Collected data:
====================

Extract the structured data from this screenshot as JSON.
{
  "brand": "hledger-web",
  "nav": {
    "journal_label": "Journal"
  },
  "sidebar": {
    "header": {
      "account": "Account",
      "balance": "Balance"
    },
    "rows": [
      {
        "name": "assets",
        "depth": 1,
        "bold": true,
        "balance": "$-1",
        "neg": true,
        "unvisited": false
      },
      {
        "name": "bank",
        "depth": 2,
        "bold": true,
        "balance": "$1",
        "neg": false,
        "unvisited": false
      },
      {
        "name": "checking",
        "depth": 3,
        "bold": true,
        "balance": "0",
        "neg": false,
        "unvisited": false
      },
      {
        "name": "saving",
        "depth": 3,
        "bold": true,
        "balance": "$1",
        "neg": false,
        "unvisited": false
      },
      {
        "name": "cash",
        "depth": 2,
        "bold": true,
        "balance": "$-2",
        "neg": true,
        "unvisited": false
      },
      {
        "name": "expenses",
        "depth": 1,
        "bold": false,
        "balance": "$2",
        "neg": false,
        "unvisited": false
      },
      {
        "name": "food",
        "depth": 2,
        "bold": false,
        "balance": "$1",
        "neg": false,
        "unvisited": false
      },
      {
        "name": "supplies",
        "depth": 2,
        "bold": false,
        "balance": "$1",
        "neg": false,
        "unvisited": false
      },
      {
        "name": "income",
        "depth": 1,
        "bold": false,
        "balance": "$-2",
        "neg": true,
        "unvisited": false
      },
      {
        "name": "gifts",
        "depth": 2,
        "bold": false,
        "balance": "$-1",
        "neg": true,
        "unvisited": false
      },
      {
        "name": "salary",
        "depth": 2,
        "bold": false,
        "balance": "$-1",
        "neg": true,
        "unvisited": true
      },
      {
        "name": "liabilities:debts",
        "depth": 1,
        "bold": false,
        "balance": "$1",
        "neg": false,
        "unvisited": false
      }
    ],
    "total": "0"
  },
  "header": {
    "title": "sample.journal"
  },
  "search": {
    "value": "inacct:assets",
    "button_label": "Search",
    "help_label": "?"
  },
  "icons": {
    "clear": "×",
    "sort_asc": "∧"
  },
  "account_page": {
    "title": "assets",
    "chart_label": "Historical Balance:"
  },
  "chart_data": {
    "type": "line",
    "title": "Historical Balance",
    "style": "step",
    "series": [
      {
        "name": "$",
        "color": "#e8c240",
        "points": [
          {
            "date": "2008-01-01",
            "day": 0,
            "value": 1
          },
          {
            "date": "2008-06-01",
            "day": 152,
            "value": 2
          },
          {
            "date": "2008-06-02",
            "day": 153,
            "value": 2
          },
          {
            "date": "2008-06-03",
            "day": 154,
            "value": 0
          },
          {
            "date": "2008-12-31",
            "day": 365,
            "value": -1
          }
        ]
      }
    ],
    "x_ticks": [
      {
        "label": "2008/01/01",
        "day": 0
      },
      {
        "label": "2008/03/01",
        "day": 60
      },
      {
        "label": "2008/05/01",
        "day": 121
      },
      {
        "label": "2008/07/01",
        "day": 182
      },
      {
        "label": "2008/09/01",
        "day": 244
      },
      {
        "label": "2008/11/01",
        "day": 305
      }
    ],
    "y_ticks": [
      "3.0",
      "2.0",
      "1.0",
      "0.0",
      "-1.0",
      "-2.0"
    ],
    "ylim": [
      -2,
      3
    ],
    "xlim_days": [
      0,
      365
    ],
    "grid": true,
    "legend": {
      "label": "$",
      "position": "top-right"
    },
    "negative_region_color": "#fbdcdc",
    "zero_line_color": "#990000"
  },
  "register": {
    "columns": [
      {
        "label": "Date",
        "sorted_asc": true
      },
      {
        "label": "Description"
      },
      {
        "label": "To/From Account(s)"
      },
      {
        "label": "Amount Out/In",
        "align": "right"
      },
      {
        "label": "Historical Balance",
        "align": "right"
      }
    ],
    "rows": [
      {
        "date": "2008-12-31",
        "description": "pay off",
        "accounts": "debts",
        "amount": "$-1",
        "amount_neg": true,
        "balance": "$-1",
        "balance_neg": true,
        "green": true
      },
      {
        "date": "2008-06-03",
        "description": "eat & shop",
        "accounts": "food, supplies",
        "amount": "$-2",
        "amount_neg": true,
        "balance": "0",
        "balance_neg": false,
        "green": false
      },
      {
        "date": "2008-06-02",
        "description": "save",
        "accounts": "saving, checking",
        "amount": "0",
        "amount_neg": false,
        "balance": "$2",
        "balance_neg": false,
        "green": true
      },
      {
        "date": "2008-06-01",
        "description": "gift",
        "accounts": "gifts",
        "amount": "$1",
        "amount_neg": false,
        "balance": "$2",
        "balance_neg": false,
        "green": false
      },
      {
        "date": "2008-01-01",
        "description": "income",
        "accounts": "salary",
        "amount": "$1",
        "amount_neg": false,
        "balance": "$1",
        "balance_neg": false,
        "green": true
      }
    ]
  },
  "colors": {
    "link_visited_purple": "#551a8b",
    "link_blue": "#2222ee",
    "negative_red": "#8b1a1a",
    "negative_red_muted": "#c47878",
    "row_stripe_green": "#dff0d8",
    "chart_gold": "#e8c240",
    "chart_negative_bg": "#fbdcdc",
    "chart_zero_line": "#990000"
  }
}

====================

### STATED EXERCISE
Go through the listing and copy all of it exactly.

### COMPLETE OUTPUT
Extract the structured data from this screenshot as JSON.
{
  "brand": "hledger-web",
  "nav": {
    "journal_label": "Journal"
  },
  "sidebar": {
    "header": {
      "account": "Account",
      "balance": "Balance"
    },
    "rows": [
      {
        "name": "assets",
        "depth": 1,
        "bold": true,
        "balance": "$-1",
        "neg": true,
        "unvisited": false
      },
      {
        "name": "bank",
        "depth": 2,
        "bold": true,
        "balance": "$1",
        "neg": false,
        "unvisited": false
      },
      {
        "name": "checking",
        "depth": 3,
        "bold": true,
        "balance": "0",
        "neg": false,
        "unvisited": false
      },
      {
        "name": "saving",
        "depth": 3,
        "bold": true,
        "balance": "$1",
        "neg": false,
        "unvisited": false
      },
      {
        "name": "cash",
        "depth": 2,
        "bold": true,
        "balance": "$-2",
        "neg": true,
        "unvisited": false
      },
      {
        "name": "expenses",
        "depth": 1,
        "bold": false,
        "balance": "$2",
        "neg": false,
        "unvisited": false
      },
      {
        "name": "food",
        "depth": 2,
        "bold": false,
        "balance": "$1",
        "neg": false,
        "unvisited": false
      },
      {
        "name": "supplies",
        "depth": 2,
        "bold": false,
        "balance": "$1",
        "neg": false,
        "unvisited": false
      },
      {
        "name": "income",
        "depth": 1,
        "bold": false,
        "balance": "$-2",
        "neg": true,
        "unvisited": false
      },
      {
        "name": "gifts",
        "depth": 2,
        "bold": false,
        "balance": "$-1",
        "neg": true,
        "unvisited": false
      },
      {
        "name": "salary",
        "depth": 2,
        "bold": false,
        "balance": "$-1",
        "neg": true,
        "unvisited": true
      },
      {
        "name": "liabilities:debts",
        "depth": 1,
        "bold": false,
        "balance": "$1",
        "neg": false,
        "unvisited": false
      }
    ],
    "total": "0"
  },
  "header": {
    "title": "sample.journal"
  },
  "search": {
    "value": "inacct:assets",
    "button_label": "Search",
    "help_label": "?"
  },
  "icons": {
    "clear": "×",
    "sort_asc": "∧"
  },
  "account_page": {
    "title": "assets",
    "chart_label": "Historical Balance:"
  },
  "chart_data": {
    "type": "line",
    "title": "Historical Balance",
    "style": "step",
    "series": [
      {
        "name": "$",
        "color": "#e8c240",
        "points": [
          {
            "date": "2008-01-01",
            "day": 0,
            "value": 1
          },
          {
            "date": "2008-06-01",
            "day": 152,
            "value": 2
          },
          {
            "date": "2008-06-02",
            "day": 153,
            "value": 2
          },
          {
            "date": "2008-06-03",
            "day": 154,
            "value": 0
          },
          {
            "date": "2008-12-31",
            "day": 365,
            "value": -1
          }
        ]
      }
    ],
    "x_ticks": [
      {
        "label": "2008/01/01",
        "day": 0
      },
      {
        "label": "2008/03/01",
        "day": 60
      },
      {
        "label": "2008/05/01",
        "day": 121
      },
      {
        "label": "2008/07/01",
        "day": 182
      },
      {
        "label": "2008/09/01",
        "day": 244
      },
      {
        "label": "2008/11/01",
        "day": 305
      }
    ],
    "y_ticks": [
      "3.0",
      "2.0",
      "1.0",
      "0.0",
      "-1.0",
      "-2.0"
    ],
    "ylim": [
      -2,
      3
    ],
    "xlim_days": [
      0,
      365
    ],
    "grid": true,
    "legend": {
      "label": "$",
      "position": "top-right"
    },
    "negative_region_color": "#fbdcdc",
    "zero_line_color": "#990000"
  },
  "register": {
    "columns": [
      {
        "label": "Date",
        "sorted_asc": true
      },
      {
        "label": "Description"
      },
      {
        "label": "To/From Account(s)"
      },
      {
        "label": "Amount Out/In",
        "align": "right"
      },
      {
        "label": "Historical Balance",
        "align": "right"
      }
    ],
    "rows": [
      {
        "date": "2008-12-31",
        "description": "pay off",
        "accounts": "debts",
        "amount": "$-1",
        "amount_neg": true,
        "balance": "$-1",
        "balance_neg": true,
        "green": true
      },
      {
        "date": "2008-06-03",
        "description": "eat & shop",
        "accounts": "food, supplies",
        "amount": "$-2",
        "amount_neg": true,
        "balance": "0",
        "balance_neg": false,
        "green": false
      },
      {
        "date": "2008-06-02",
        "description": "save",
        "accounts": "saving, checking",
        "amount": "0",
        "amount_neg": false,
        "balance": "$2",
        "balance_neg": false,
        "green": true
      },
      {
        "date": "2008-06-01",
        "description": "gift",
        "accounts": "gifts",
        "amount": "$1",
        "amount_neg": false,
        "balance": "$2",
        "balance_neg": false,
        "green": false
      },
      {
        "date": "2008-01-01",
        "description": "income",
        "accounts": "salary",
        "amount": "$1",
        "amount_neg": false,
        "balance": "$1",
        "balance_neg": false,
        "green": true
      }
    ]
  },
  "colors": {
    "link_visited_purple": "#551a8b",
    "link_blue": "#2222ee",
    "negative_red": "#8b1a1a",
    "negative_red_muted": "#c47878",
    "row_stripe_green": "#dff0d8",
    "chart_gold": "#e8c240",
    "chart_negative_bg": "#fbdcdc",
    "chart_zero_line": "#990000"
  }
}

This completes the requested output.